WRITTEN TASK: Write out all the lines again, precisely as they stand, but without the images.

┌──

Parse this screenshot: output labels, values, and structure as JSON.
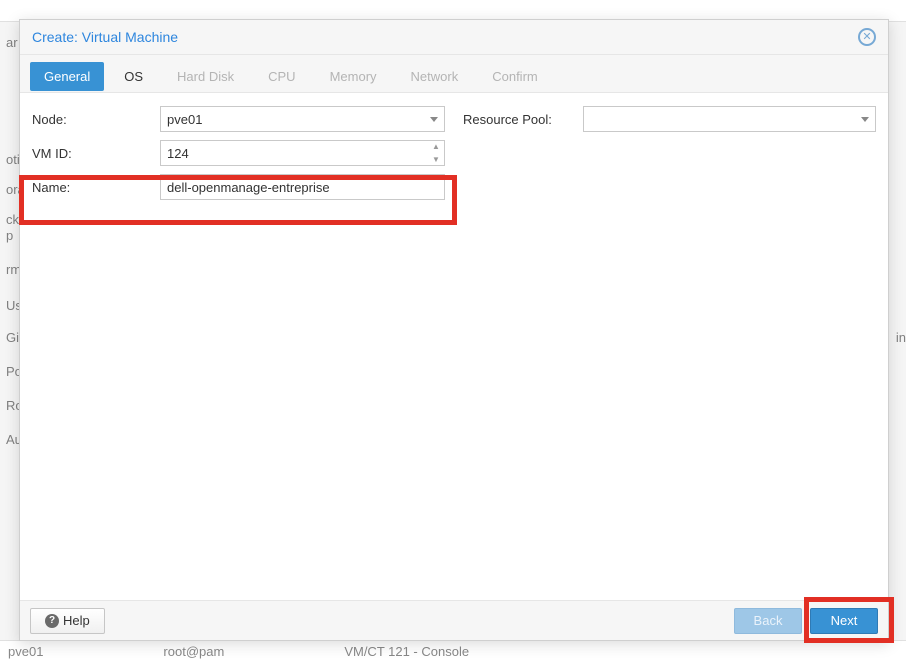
{
  "dialog": {
    "title": "Create: Virtual Machine"
  },
  "tabs": [
    {
      "label": "General",
      "state": "active"
    },
    {
      "label": "OS",
      "state": "enabled"
    },
    {
      "label": "Hard Disk",
      "state": "disabled"
    },
    {
      "label": "CPU",
      "state": "disabled"
    },
    {
      "label": "Memory",
      "state": "disabled"
    },
    {
      "label": "Network",
      "state": "disabled"
    },
    {
      "label": "Confirm",
      "state": "disabled"
    }
  ],
  "fields": {
    "node": {
      "label": "Node:",
      "value": "pve01"
    },
    "vmid": {
      "label": "VM ID:",
      "value": "124"
    },
    "name": {
      "label": "Name:",
      "value": "dell-openmanage-entreprise"
    },
    "resource_pool": {
      "label": "Resource Pool:",
      "value": ""
    }
  },
  "footer": {
    "help": "Help",
    "back": "Back",
    "next": "Next"
  },
  "background": {
    "status_node": "pve01",
    "status_user": "root@pam",
    "status_title": "VM/CT 121 - Console",
    "side_items": [
      "ar",
      "otio",
      "ora",
      "ck",
      "p",
      "rm",
      "Us",
      "Gi",
      "Po",
      "Ro",
      "Au"
    ],
    "right_edge": "in"
  }
}
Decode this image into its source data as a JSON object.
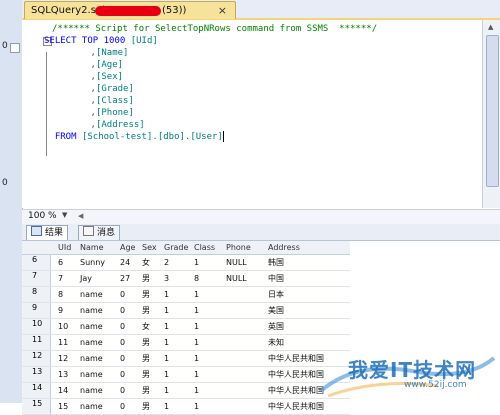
{
  "left_strip": {
    "nums": [
      "0",
      "0"
    ]
  },
  "tab": {
    "title_prefix": "SQLQuery2.sql -",
    "title_suffix": "(53))",
    "close_glyph": "×"
  },
  "editor": {
    "lines": [
      [
        {
          "t": "/****** Script for SelectTopNRows command from SSMS  ******/",
          "c": "cm"
        }
      ],
      [
        {
          "t": "SELECT TOP 1000 ",
          "c": "kw"
        },
        {
          "t": "[UId]",
          "c": "id"
        }
      ],
      [
        {
          "t": "      ,",
          "c": "pl"
        },
        {
          "t": "[Name]",
          "c": "id"
        }
      ],
      [
        {
          "t": "      ,",
          "c": "pl"
        },
        {
          "t": "[Age]",
          "c": "id"
        }
      ],
      [
        {
          "t": "      ,",
          "c": "pl"
        },
        {
          "t": "[Sex]",
          "c": "id"
        }
      ],
      [
        {
          "t": "      ,",
          "c": "pl"
        },
        {
          "t": "[Grade]",
          "c": "id"
        }
      ],
      [
        {
          "t": "      ,",
          "c": "pl"
        },
        {
          "t": "[Class]",
          "c": "id"
        }
      ],
      [
        {
          "t": "      ,",
          "c": "pl"
        },
        {
          "t": "[Phone]",
          "c": "id"
        }
      ],
      [
        {
          "t": "      ,",
          "c": "pl"
        },
        {
          "t": "[Address]",
          "c": "id"
        }
      ],
      [
        {
          "t": "  FROM ",
          "c": "kw"
        },
        {
          "t": "[School-test]",
          "c": "id"
        },
        {
          "t": ".",
          "c": "pl"
        },
        {
          "t": "[dbo]",
          "c": "id"
        },
        {
          "t": ".",
          "c": "pl"
        },
        {
          "t": "[User]",
          "c": "id"
        }
      ]
    ]
  },
  "zoom": {
    "value": "100 %"
  },
  "results_tabs": [
    {
      "label": "结果"
    },
    {
      "label": "消息"
    }
  ],
  "grid": {
    "columns": [
      "UId",
      "Name",
      "Age",
      "Sex",
      "Grade",
      "Class",
      "Phone",
      "Address"
    ],
    "rows": [
      {
        "n": "6",
        "cells": [
          "6",
          "Sunny",
          "24",
          "女",
          "2",
          "1",
          "NULL",
          "韩国"
        ]
      },
      {
        "n": "7",
        "cells": [
          "7",
          "Jay",
          "27",
          "男",
          "3",
          "8",
          "NULL",
          "中国"
        ]
      },
      {
        "n": "8",
        "cells": [
          "8",
          "name",
          "0",
          "男",
          "1",
          "1",
          "",
          "日本"
        ]
      },
      {
        "n": "9",
        "cells": [
          "9",
          "name",
          "0",
          "男",
          "1",
          "1",
          "",
          "美国"
        ]
      },
      {
        "n": "10",
        "cells": [
          "10",
          "name",
          "0",
          "女",
          "1",
          "1",
          "",
          "英国"
        ]
      },
      {
        "n": "11",
        "cells": [
          "11",
          "name",
          "0",
          "男",
          "1",
          "1",
          "",
          "未知"
        ]
      },
      {
        "n": "12",
        "cells": [
          "12",
          "name",
          "0",
          "男",
          "1",
          "1",
          "",
          "中华人民共和国"
        ]
      },
      {
        "n": "13",
        "cells": [
          "13",
          "name",
          "0",
          "男",
          "1",
          "1",
          "",
          "中华人民共和国"
        ]
      },
      {
        "n": "14",
        "cells": [
          "14",
          "name",
          "0",
          "男",
          "1",
          "1",
          "",
          "中华人民共和国"
        ]
      },
      {
        "n": "15",
        "cells": [
          "15",
          "name",
          "0",
          "男",
          "1",
          "1",
          "",
          "中华人民共和国"
        ]
      }
    ]
  },
  "watermark": {
    "text": "我爱IT技术网",
    "url": "www.52ij.com"
  },
  "colors": {
    "keyword": "#0000ff",
    "comment": "#008000",
    "identifier": "#008080",
    "tab_active": "#f7e29a",
    "redaction": "#e60012"
  }
}
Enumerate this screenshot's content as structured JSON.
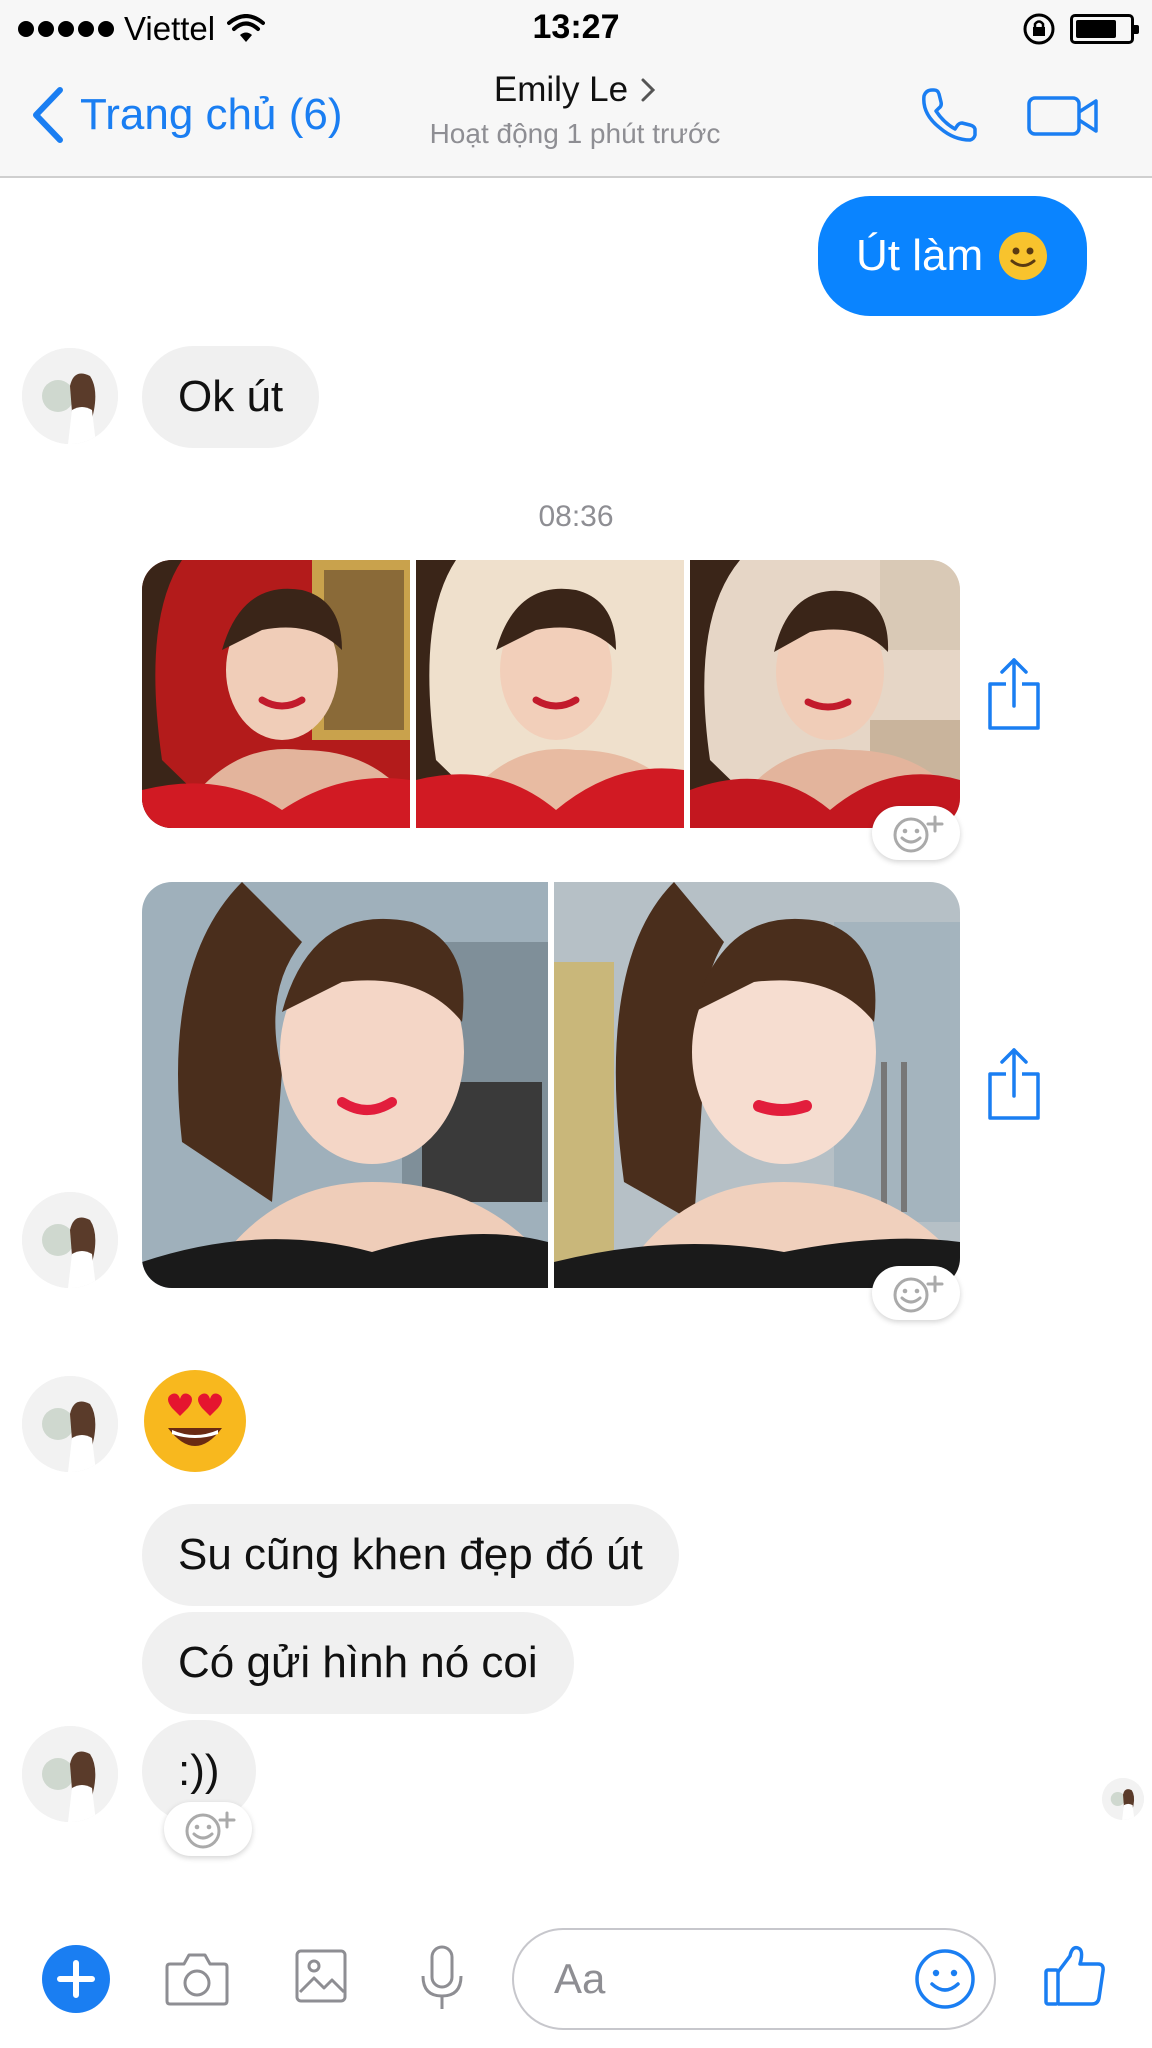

└──

CORRECT RESULT:
Parse this screenshot: output labels, values, and structure as JSON.
{
  "dialog": {
    "title": "Create: Virtual Machine"
  },
  "tabs": [
    {
      "label": "General",
      "state": "active"
    },
    {
      "label": "OS",
      "state": "enabled"
    },
    {
      "label": "Hard Disk",
      "state": "disabled"
    },
    {
      "label": "CPU",
      "state": "disabled"
    },
    {
      "label": "Memory",
      "state": "disabled"
    },
    {
      "label": "Network",
      "state": "disabled"
    },
    {
      "label": "Confirm",
      "state": "disabled"
    }
  ],
  "fields": {
    "node": {
      "label": "Node:",
      "value": "pve01"
    },
    "vmid": {
      "label": "VM ID:",
      "value": "124"
    },
    "name": {
      "label": "Name:",
      "value": "dell-openmanage-entreprise"
    },
    "resource_pool": {
      "label": "Resource Pool:",
      "value": ""
    }
  },
  "footer": {
    "help": "Help",
    "back": "Back",
    "next": "Next"
  },
  "background": {
    "status_node": "pve01",
    "status_user": "root@pam",
    "status_title": "VM/CT 121 - Console",
    "side_items": [
      "ar",
      "otio",
      "ora",
      "ck",
      "p",
      "rm",
      "Us",
      "Gi",
      "Po",
      "Ro",
      "Au"
    ],
    "right_edge": "in"
  }
}
Decode this image into its source data as a JSON object.
{
  "left_strip": {
    "nums": [
      "0",
      "0"
    ]
  },
  "tab": {
    "title_prefix": "SQLQuery2.sql -",
    "title_suffix": "(53))",
    "close_glyph": "×"
  },
  "editor": {
    "lines": [
      [
        {
          "t": "/****** Script for SelectTopNRows command from SSMS  ******/",
          "c": "cm"
        }
      ],
      [
        {
          "t": "SELECT TOP 1000 ",
          "c": "kw"
        },
        {
          "t": "[UId]",
          "c": "id"
        }
      ],
      [
        {
          "t": "      ,",
          "c": "pl"
        },
        {
          "t": "[Name]",
          "c": "id"
        }
      ],
      [
        {
          "t": "      ,",
          "c": "pl"
        },
        {
          "t": "[Age]",
          "c": "id"
        }
      ],
      [
        {
          "t": "      ,",
          "c": "pl"
        },
        {
          "t": "[Sex]",
          "c": "id"
        }
      ],
      [
        {
          "t": "      ,",
          "c": "pl"
        },
        {
          "t": "[Grade]",
          "c": "id"
        }
      ],
      [
        {
          "t": "      ,",
          "c": "pl"
        },
        {
          "t": "[Class]",
          "c": "id"
        }
      ],
      [
        {
          "t": "      ,",
          "c": "pl"
        },
        {
          "t": "[Phone]",
          "c": "id"
        }
      ],
      [
        {
          "t": "      ,",
          "c": "pl"
        },
        {
          "t": "[Address]",
          "c": "id"
        }
      ],
      [
        {
          "t": "  FROM ",
          "c": "kw"
        },
        {
          "t": "[School-test]",
          "c": "id"
        },
        {
          "t": ".",
          "c": "pl"
        },
        {
          "t": "[dbo]",
          "c": "id"
        },
        {
          "t": ".",
          "c": "pl"
        },
        {
          "t": "[User]",
          "c": "id"
        }
      ]
    ]
  },
  "zoom": {
    "value": "100 %"
  },
  "results_tabs": [
    {
      "label": "结果"
    },
    {
      "label": "消息"
    }
  ],
  "grid": {
    "columns": [
      "UId",
      "Name",
      "Age",
      "Sex",
      "Grade",
      "Class",
      "Phone",
      "Address"
    ],
    "rows": [
      {
        "n": "6",
        "cells": [
          "6",
          "Sunny",
          "24",
          "女",
          "2",
          "1",
          "NULL",
          "韩国"
        ]
      },
      {
        "n": "7",
        "cells": [
          "7",
          "Jay",
          "27",
          "男",
          "3",
          "8",
          "NULL",
          "中国"
        ]
      },
      {
        "n": "8",
        "cells": [
          "8",
          "name",
          "0",
          "男",
          "1",
          "1",
          "",
          "日本"
        ]
      },
      {
        "n": "9",
        "cells": [
          "9",
          "name",
          "0",
          "男",
          "1",
          "1",
          "",
          "美国"
        ]
      },
      {
        "n": "10",
        "cells": [
          "10",
          "name",
          "0",
          "女",
          "1",
          "1",
          "",
          "英国"
        ]
      },
      {
        "n": "11",
        "cells": [
          "11",
          "name",
          "0",
          "男",
          "1",
          "1",
          "",
          "未知"
        ]
      },
      {
        "n": "12",
        "cells": [
          "12",
          "name",
          "0",
          "男",
          "1",
          "1",
          "",
          "中华人民共和国"
        ]
      },
      {
        "n": "13",
        "cells": [
          "13",
          "name",
          "0",
          "男",
          "1",
          "1",
          "",
          "中华人民共和国"
        ]
      },
      {
        "n": "14",
        "cells": [
          "14",
          "name",
          "0",
          "男",
          "1",
          "1",
          "",
          "中华人民共和国"
        ]
      },
      {
        "n": "15",
        "cells": [
          "15",
          "name",
          "0",
          "男",
          "1",
          "1",
          "",
          "中华人民共和国"
        ]
      }
    ]
  },
  "watermark": {
    "text": "我爱IT技术网",
    "url": "www.52ij.com"
  },
  "colors": {
    "keyword": "#0000ff",
    "comment": "#008000",
    "identifier": "#008080",
    "tab_active": "#f7e29a",
    "redaction": "#e60012"
  }
}
Enumerate this screenshot's content as structured JSON.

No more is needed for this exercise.